Each entry below should be returned exactly as is, with the pictures removed.

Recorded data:
--

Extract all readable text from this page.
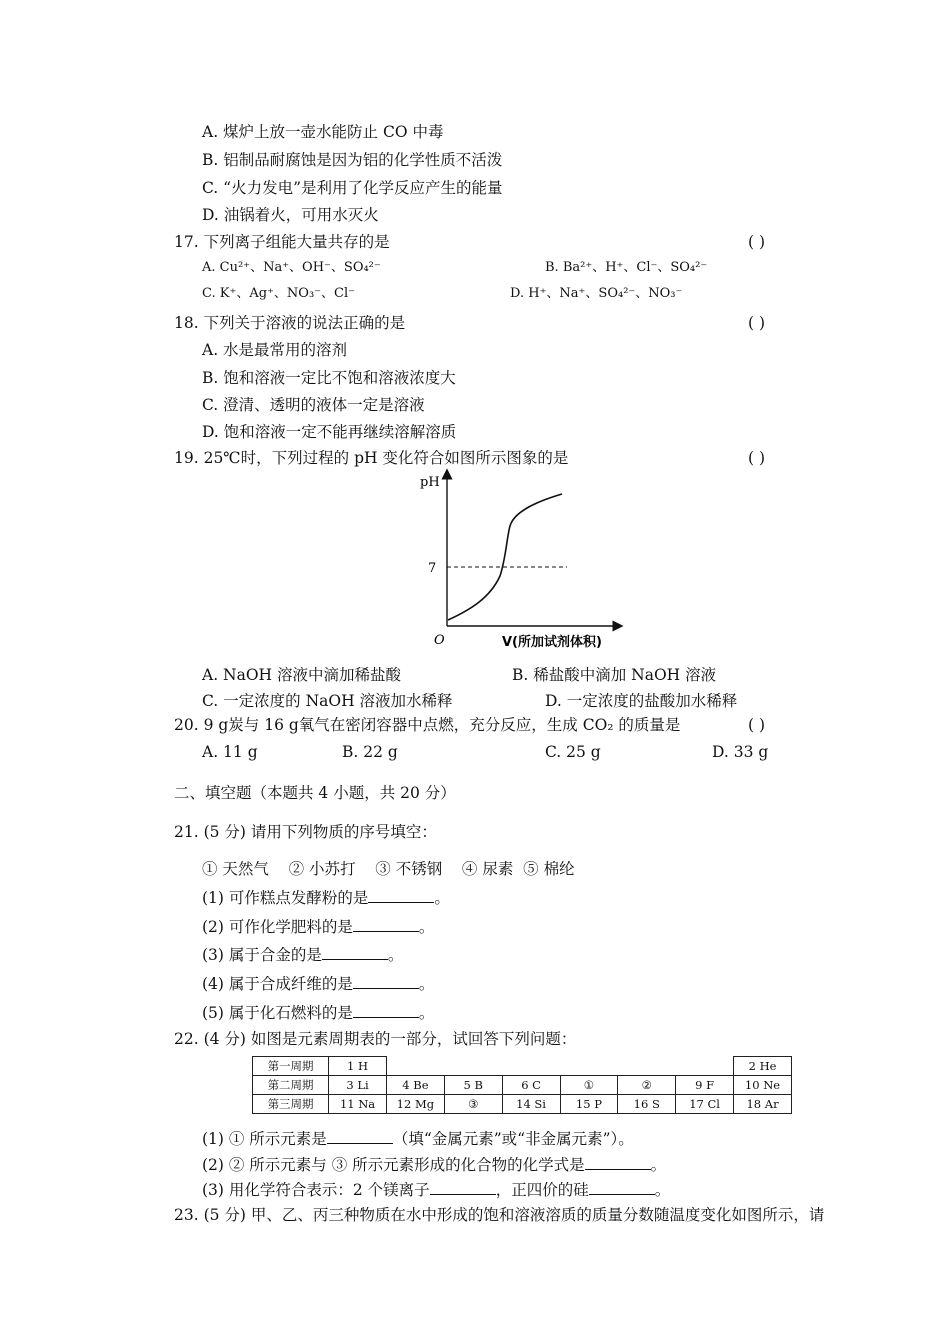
A. 煤炉上放一壶水能防止 CO 中毒
B. 铝制品耐腐蚀是因为铝的化学性质不活泼
C. “火力发电”是利用了化学反应产生的能量
D. 油锅着火，可用水灭火
17. 下列离子组能大量共存的是	( )
A. Cu²⁺、Na⁺、OH⁻、SO₄²⁻	B. Ba²⁺、H⁺、Cl⁻、SO₄²⁻
C. K⁺、Ag⁺、NO₃⁻、Cl⁻	D. H⁺、Na⁺、SO₄²⁻、NO₃⁻
18. 下列关于溶液的说法正确的是	( )
A. 水是最常用的溶剂
B. 饱和溶液一定比不饱和溶液浓度大
C. 澄清、透明的液体一定是溶液
D. 饱和溶液一定不能再继续溶解溶质
19. 25℃时，下列过程的 pH 变化符合如图所示图象的是	( )
pH
7
O	V(所加试剂体积)
A. NaOH 溶液中滴加稀盐酸	B. 稀盐酸中滴加 NaOH 溶液
C. 一定浓度的 NaOH 溶液加水稀释	D. 一定浓度的盐酸加水稀释
20. 9 g炭与 16 g氧气在密闭容器中点燃，充分反应，生成 CO₂ 的质量是	( )
A. 11 g	B. 22 g	C. 25 g	D. 33 g
二、填空题（本题共 4 小题，共 20 分）
21. (5 分) 请用下列物质的序号填空：
① 天然气    ② 小苏打    ③ 不锈钢    ④ 尿素  ⑤ 棉纶
(1) 可作糕点发酵粉的是	。
(2) 可作化学肥料的是	。
(3) 属于合金的是	。
(4) 属于合成纤维的是	。
(5) 属于化石燃料的是	。
22. (4 分) 如图是元素周期表的一部分，试回答下列问题：
第一周期	1 H							2 He
第二周期	3 Li	4 Be	5 B	6 C	①	②	9 F	10 Ne
第三周期	11 Na	12 Mg	③	14 Si	15 P	16 S	17 Cl	18 Ar
(1) ① 所示元素是	（填“金属元素”或“非金属元素”）。
(2) ② 所示元素与 ③ 所示元素形成的化合物的化学式是	。
(3) 用化学符合表示：2 个镁离子	，正四价的硅	。
23. (5 分) 甲、乙、丙三种物质在水中形成的饱和溶液溶质的质量分数随温度变化如图所示，请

--

Result below =
Extract all readable text from this page.
A. 煤炉上放一壶水能防止 CO 中毒
B. 铝制品耐腐蚀是因为铝的化学性质不活泼
C. “火力发电”是利用了化学反应产生的能量
D. 油锅着火，可用水灭火
17. 下列离子组能大量共存的是	( )
A. Cu²⁺、Na⁺、OH⁻、SO₄²⁻	B. Ba²⁺、H⁺、Cl⁻、SO₄²⁻
C. K⁺、Ag⁺、NO₃⁻、Cl⁻	D. H⁺、Na⁺、SO₄²⁻、NO₃⁻
18. 下列关于溶液的说法正确的是	( )
A. 水是最常用的溶剂
B. 饱和溶液一定比不饱和溶液浓度大
C. 澄清、透明的液体一定是溶液
D. 饱和溶液一定不能再继续溶解溶质
19. 25℃时，下列过程的 pH 变化符合如图所示图象的是	( )
pH
7
O	V(所加试剂体积)
A. NaOH 溶液中滴加稀盐酸	B. 稀盐酸中滴加 NaOH 溶液
C. 一定浓度的 NaOH 溶液加水稀释	D. 一定浓度的盐酸加水稀释
20. 9 g炭与 16 g氧气在密闭容器中点燃，充分反应，生成 CO₂ 的质量是	( )
A. 11 g	B. 22 g	C. 25 g	D. 33 g
二、填空题（本题共 4 小题，共 20 分）
21. (5 分) 请用下列物质的序号填空：
① 天然气    ② 小苏打    ③ 不锈钢    ④ 尿素  ⑤ 棉纶
(1) 可作糕点发酵粉的是	。
(2) 可作化学肥料的是	。
(3) 属于合金的是	。
(4) 属于合成纤维的是	。
(5) 属于化石燃料的是	。
22. (4 分) 如图是元素周期表的一部分，试回答下列问题：
第一周期	1 H							2 He
第二周期	3 Li	4 Be	5 B	6 C	①	②	9 F	10 Ne
第三周期	11 Na	12 Mg	③	14 Si	15 P	16 S	17 Cl	18 Ar
(1) ① 所示元素是	（填“金属元素”或“非金属元素”）。
(2) ② 所示元素与 ③ 所示元素形成的化合物的化学式是	。
(3) 用化学符合表示：2 个镁离子	，正四价的硅	。
23. (5 分) 甲、乙、丙三种物质在水中形成的饱和溶液溶质的质量分数随温度变化如图所示，请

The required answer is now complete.